#### Given records ####
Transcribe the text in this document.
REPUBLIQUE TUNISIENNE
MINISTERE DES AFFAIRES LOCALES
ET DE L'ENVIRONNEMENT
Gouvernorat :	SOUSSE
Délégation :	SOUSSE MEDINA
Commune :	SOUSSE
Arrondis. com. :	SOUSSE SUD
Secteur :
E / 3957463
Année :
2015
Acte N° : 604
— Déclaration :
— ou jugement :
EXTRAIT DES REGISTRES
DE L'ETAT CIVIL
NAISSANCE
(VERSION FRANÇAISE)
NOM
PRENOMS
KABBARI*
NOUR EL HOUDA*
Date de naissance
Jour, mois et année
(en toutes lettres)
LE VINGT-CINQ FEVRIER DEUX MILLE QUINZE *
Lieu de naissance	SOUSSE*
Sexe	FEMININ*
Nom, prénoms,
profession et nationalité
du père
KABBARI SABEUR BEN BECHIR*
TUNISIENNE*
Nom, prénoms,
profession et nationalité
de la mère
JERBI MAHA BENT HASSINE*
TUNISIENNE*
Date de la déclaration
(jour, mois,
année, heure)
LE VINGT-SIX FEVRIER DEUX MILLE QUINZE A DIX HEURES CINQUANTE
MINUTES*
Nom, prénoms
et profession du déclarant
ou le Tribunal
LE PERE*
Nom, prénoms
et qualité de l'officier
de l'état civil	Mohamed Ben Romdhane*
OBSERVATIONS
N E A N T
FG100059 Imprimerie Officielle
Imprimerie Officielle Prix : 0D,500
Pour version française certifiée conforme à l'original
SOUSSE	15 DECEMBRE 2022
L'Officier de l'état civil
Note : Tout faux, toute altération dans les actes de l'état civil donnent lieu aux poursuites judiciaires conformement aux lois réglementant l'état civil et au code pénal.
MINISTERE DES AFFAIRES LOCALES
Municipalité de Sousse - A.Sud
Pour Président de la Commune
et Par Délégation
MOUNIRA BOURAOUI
####
Go through the material and select each line with the string "état" in it.

Exercise solution:
de l'état civil	Mohamed Ben Romdhane*
L'Officier de l'état civil
Note : Tout faux, toute altération dans les actes de l'état civil donnent lieu aux poursuites judiciaires conformement aux lois réglementant l'état civil et au code pénal.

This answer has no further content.